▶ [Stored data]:
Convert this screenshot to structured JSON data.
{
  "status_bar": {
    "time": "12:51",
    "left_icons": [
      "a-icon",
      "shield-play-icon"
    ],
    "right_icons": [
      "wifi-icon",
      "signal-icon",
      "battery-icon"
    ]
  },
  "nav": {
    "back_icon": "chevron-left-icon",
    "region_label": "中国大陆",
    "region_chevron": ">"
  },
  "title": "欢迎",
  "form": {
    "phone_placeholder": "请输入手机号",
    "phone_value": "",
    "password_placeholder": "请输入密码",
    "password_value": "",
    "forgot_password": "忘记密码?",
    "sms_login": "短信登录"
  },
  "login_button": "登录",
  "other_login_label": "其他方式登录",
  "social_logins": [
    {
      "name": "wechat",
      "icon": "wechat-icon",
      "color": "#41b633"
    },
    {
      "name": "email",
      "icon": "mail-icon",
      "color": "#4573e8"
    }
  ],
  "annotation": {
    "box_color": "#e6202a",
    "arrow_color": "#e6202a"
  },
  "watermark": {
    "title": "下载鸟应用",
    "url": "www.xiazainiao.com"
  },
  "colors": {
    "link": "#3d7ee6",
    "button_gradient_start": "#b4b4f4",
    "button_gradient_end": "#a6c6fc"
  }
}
---
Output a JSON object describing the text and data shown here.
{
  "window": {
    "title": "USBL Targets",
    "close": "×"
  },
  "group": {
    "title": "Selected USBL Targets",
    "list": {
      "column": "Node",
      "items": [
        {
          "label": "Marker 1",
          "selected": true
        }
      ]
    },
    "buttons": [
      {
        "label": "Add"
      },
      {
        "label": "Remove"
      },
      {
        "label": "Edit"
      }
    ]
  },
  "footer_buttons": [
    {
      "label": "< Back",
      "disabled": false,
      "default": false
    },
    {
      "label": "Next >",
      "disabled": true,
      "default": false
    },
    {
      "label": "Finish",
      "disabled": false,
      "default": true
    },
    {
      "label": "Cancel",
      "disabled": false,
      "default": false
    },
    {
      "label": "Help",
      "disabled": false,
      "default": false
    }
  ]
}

▶ [Objective]: In the data above, how many lines contain the string "Targets"? Answer with the number only.

▶ [Output for this task]: 2